* _Texto para leer_:
----

Saturday, December 27, 2014

Vidas paralelas



Vidas paralelas

Adrián Acosta Silva


Unas veces tienes suerte y otras no. Toda biografía está sujeta al azar y, empezando por la misma idea, el azar –la tiranía de la contingencia- lo es todo.
Philip Roth, Némesis

Uno nació en Toronto, Canadá, el 12 de noviembre de 1945. Otro, tres años después, en Londres, Inglaterra, el 21 de julio de 1948. Ambos se involucraron muy jóvenes en el mundo del rock, uno escuchando obsesivamente música folk, blues y rock and roll, y el otro sumergiéndose en las aguas profundas del rythmin´ and blues. Ambos decidieron, antes de los veinte años, tratar de construir carreras como músicos profesionales, compositores y cantantes de rock, explorando sus diversas influencias rítmicas y tratando de crear un estilo distintivo, propio, singular y al mismo tiempo plural, un espejo de sus tiempos y circunstancias. A lo largo de los años setenta, ambos personajes se convirtieron en estrellas de rock, populares y admirados por legiones enteras de fans, grabando discos y emprendiendo giras por diversos países, en especial Estados Unidos, Gran Bretaña, Canadá, Irlanda, Escocia, Australia. Hoy, ambos personajes se acercan rápidamente a la frontera de los setenta años, haciendo lo que saben, pero desde dos perspectivas vitales distintas.

----

* _Datos proporcionados_:
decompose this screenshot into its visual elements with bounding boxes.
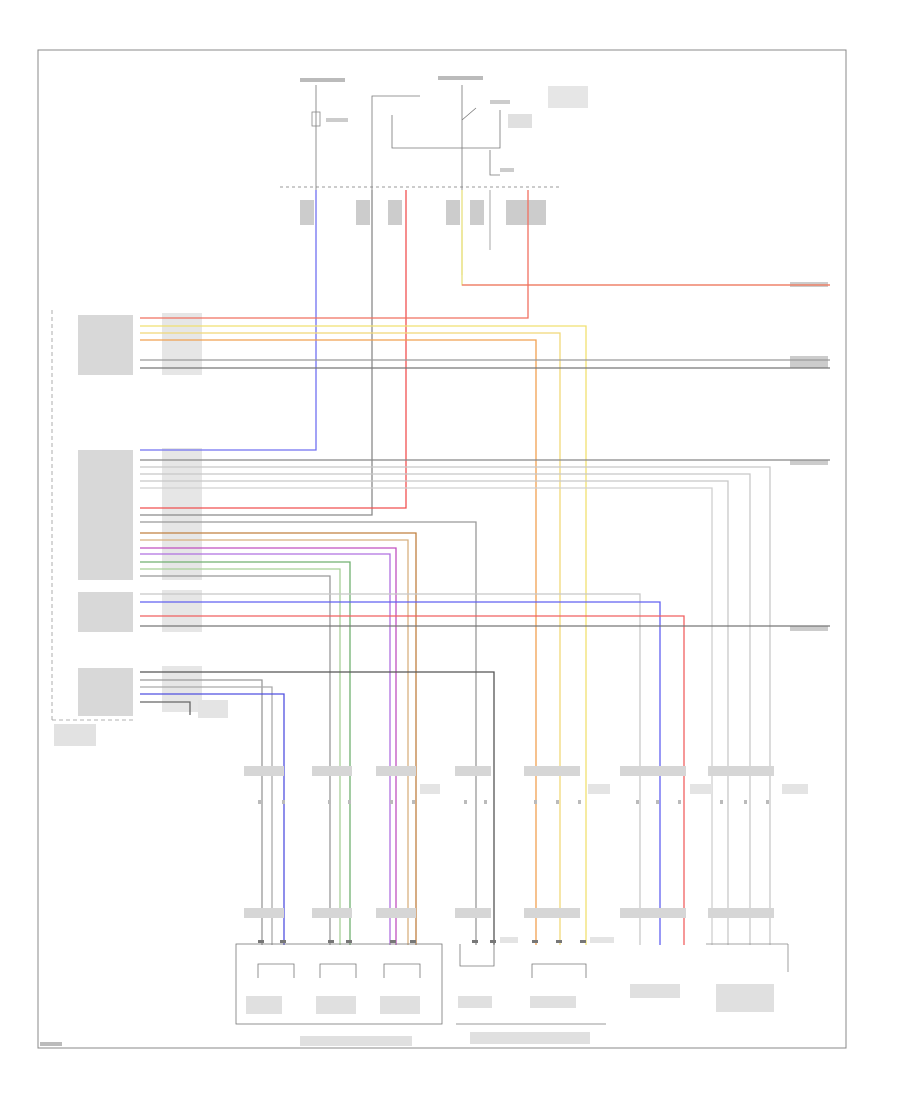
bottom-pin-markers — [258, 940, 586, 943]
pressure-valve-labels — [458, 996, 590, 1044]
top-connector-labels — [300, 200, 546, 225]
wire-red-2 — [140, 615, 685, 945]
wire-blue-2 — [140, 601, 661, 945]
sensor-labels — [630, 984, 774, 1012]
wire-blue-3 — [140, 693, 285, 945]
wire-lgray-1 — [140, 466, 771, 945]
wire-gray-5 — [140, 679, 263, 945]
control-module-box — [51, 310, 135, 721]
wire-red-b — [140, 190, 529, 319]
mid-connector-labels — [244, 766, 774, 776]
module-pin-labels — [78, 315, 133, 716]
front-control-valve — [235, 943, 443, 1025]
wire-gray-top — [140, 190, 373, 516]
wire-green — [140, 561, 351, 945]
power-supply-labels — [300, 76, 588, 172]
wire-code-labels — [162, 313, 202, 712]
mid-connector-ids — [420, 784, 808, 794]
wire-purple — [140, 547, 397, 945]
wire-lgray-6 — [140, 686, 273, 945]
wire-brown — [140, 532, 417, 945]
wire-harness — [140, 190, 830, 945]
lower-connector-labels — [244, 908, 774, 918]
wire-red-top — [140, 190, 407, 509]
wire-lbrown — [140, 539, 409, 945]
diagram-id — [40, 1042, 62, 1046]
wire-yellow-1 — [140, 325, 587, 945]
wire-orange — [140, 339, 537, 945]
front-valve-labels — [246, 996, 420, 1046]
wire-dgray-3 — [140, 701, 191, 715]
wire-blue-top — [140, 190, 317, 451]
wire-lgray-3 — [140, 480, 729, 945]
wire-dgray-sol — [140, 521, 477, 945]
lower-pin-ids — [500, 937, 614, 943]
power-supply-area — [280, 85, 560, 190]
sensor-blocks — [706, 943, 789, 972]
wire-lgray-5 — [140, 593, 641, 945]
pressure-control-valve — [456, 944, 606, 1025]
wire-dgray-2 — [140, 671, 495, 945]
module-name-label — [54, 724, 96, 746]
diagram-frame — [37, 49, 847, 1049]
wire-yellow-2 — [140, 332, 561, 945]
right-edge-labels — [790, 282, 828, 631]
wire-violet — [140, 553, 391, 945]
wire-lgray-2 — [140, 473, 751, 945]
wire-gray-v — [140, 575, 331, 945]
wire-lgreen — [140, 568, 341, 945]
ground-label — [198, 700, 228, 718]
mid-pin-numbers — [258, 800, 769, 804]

----

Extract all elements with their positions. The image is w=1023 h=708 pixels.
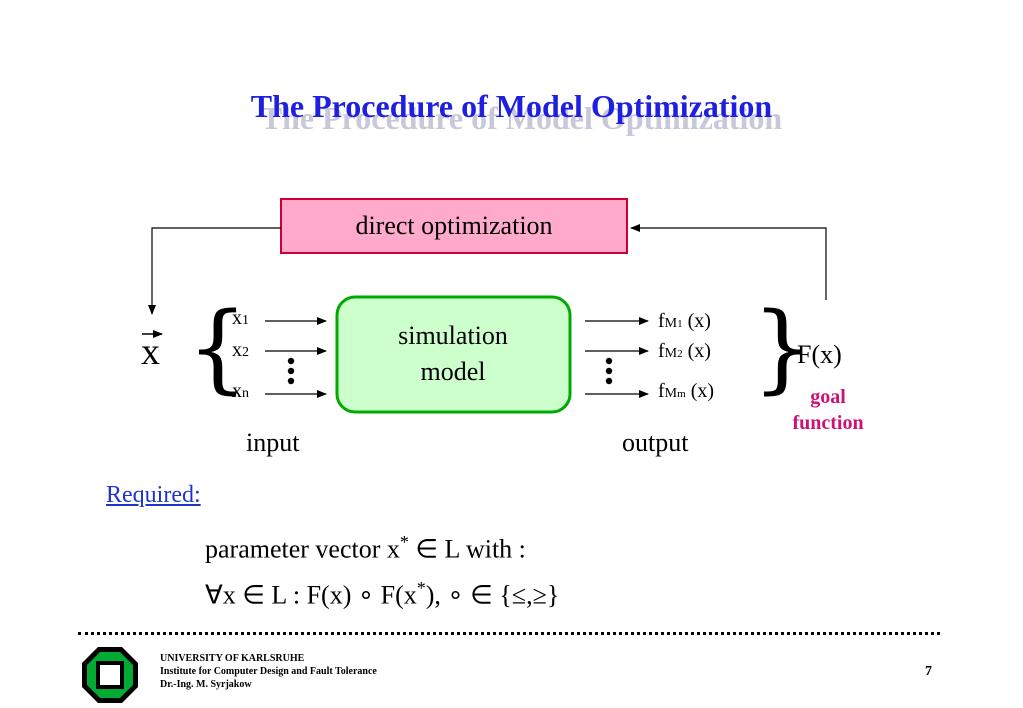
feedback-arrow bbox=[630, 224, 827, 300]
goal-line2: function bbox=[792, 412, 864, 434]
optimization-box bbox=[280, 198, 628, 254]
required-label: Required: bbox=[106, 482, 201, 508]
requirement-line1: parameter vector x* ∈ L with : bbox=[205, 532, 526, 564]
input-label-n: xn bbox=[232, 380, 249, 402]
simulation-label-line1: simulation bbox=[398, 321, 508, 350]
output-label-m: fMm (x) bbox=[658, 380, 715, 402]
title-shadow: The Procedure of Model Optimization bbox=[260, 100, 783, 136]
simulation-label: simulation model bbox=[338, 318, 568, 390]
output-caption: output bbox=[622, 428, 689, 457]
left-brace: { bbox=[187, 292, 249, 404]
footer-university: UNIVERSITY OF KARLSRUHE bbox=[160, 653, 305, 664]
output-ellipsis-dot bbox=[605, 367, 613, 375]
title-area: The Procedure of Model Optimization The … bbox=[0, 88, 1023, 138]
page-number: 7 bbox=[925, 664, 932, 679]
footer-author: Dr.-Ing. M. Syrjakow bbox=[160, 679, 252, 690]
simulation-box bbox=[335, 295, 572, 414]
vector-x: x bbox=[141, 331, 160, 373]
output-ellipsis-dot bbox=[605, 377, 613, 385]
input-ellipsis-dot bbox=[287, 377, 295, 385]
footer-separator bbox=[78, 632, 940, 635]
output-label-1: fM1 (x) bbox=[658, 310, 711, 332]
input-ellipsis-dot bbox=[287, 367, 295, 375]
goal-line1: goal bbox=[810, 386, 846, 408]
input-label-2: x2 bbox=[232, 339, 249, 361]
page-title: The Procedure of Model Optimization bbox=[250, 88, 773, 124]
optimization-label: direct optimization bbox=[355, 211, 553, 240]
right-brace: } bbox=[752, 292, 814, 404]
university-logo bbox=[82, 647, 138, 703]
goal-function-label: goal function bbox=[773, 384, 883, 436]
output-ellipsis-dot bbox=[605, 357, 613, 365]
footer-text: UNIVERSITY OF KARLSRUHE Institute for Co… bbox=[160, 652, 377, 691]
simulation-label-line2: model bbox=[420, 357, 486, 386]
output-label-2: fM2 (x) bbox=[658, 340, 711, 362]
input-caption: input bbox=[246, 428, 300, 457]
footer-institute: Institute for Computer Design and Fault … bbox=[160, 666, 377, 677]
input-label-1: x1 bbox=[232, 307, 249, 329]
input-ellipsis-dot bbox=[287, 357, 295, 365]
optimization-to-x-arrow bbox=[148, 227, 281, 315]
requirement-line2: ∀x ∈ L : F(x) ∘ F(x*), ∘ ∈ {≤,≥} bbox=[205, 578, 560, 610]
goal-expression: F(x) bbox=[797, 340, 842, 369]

----

* _Consigna_:
Devuelve sin ningún cambio el fragmento del texto sobre los dos músicos de rock que va desde "Saturday, December 27, 2014" hasta "lo es todo.". Apóyate únicamente en el texto.

* _Respuesta escrita_:
Saturday, December 27, 2014

Vidas paralelas



Vidas paralelas

Adrián Acosta Silva


Unas veces tienes suerte y otras no. Toda biografía está sujeta al azar y, empezando por la misma idea, el azar –la tiranía de la contingencia- lo es todo.